### SUPPLIED DATA
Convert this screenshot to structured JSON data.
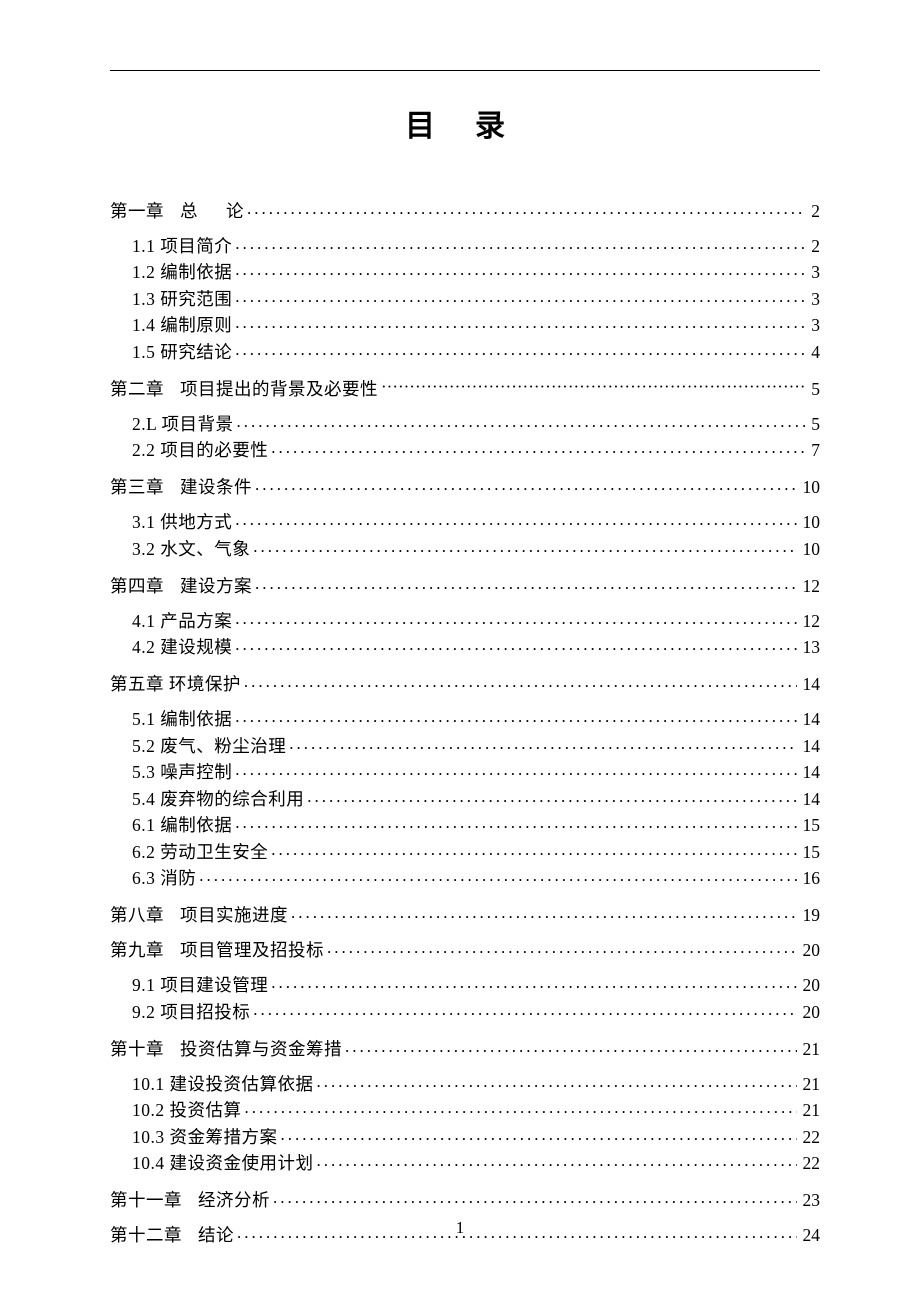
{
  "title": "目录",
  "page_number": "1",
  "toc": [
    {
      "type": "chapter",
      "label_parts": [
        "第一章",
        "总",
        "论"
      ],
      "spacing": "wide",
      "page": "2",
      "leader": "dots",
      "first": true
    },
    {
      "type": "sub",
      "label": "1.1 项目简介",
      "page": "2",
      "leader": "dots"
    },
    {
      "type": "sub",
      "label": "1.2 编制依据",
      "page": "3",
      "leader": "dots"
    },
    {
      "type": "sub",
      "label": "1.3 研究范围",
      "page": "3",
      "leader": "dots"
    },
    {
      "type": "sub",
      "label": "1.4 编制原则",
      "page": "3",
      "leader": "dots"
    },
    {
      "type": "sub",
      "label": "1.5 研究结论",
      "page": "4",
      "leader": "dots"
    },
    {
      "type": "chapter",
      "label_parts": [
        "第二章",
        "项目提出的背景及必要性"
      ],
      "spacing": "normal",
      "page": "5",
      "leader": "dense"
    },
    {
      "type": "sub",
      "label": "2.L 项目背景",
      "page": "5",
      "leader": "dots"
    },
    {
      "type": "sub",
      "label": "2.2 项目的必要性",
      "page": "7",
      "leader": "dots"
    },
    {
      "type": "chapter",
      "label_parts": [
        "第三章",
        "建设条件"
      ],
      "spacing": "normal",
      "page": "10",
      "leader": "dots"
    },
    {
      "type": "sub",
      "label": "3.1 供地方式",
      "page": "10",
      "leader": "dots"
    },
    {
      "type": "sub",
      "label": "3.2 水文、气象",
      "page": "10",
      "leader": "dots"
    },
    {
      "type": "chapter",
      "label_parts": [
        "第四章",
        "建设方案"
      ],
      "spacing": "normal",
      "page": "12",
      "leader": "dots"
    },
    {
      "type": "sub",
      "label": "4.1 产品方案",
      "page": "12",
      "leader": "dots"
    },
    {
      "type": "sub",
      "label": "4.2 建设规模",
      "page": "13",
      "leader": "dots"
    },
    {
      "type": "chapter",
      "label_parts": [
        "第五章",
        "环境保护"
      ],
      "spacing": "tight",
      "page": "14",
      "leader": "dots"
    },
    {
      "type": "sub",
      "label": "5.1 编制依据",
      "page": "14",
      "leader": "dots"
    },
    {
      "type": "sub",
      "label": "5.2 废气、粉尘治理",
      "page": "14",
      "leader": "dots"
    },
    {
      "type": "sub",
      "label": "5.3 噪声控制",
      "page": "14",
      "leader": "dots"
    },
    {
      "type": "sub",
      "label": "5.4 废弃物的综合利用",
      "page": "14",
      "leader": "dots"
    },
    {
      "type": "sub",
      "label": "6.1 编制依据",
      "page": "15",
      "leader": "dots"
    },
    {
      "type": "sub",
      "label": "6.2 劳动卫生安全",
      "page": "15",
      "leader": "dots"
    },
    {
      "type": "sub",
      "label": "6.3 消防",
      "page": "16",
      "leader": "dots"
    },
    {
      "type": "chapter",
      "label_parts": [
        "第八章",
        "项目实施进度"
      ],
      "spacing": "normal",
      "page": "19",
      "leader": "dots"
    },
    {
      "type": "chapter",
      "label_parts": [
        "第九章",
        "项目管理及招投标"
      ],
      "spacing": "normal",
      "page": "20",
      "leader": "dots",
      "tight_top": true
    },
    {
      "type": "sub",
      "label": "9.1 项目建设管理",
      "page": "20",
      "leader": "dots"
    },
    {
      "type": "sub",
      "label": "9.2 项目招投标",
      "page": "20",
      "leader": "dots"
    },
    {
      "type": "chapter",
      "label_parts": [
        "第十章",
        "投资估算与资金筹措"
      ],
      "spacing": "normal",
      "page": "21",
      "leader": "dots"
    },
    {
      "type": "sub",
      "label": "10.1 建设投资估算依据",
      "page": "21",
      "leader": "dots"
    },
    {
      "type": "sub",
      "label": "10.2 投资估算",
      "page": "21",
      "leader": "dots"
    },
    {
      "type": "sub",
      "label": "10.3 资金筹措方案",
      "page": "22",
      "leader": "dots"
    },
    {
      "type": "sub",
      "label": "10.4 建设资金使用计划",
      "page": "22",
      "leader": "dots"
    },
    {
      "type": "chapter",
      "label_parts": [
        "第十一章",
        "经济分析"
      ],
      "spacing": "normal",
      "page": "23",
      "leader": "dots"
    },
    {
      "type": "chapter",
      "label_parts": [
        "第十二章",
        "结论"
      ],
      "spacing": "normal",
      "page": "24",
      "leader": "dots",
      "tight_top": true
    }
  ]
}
--
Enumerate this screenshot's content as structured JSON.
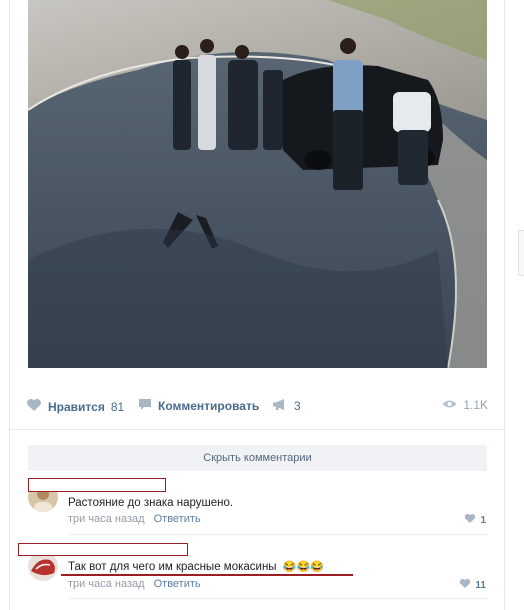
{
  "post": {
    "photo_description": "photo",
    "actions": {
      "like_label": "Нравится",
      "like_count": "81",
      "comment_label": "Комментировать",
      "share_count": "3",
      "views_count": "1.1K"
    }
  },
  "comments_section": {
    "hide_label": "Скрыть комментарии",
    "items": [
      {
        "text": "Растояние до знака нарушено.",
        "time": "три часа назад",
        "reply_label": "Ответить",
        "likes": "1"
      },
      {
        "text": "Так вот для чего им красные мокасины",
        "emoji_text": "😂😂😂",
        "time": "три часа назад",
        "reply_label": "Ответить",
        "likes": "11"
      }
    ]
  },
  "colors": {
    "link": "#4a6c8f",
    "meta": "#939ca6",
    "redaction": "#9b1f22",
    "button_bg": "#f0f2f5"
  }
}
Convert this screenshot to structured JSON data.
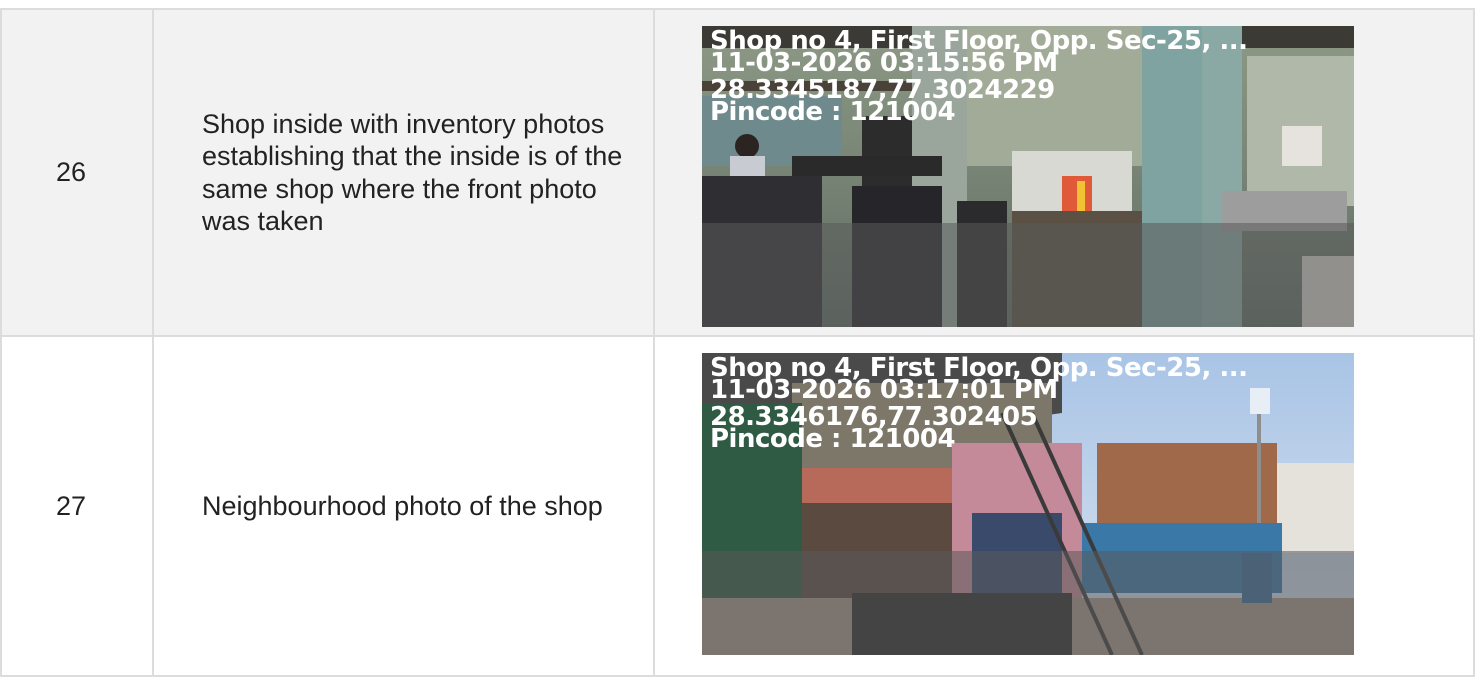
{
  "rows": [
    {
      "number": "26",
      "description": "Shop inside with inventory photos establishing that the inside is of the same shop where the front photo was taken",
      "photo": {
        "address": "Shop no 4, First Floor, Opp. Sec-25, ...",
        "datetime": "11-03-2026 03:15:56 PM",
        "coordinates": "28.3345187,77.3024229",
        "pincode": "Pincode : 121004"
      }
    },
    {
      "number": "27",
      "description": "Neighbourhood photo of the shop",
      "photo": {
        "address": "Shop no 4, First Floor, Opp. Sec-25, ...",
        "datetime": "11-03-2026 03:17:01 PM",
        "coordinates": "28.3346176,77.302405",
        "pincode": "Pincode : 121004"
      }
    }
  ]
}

### JOB
Of all the lines in the data above, state how many include "编制依据". Say only the number.

### FINISHED ANSWER
3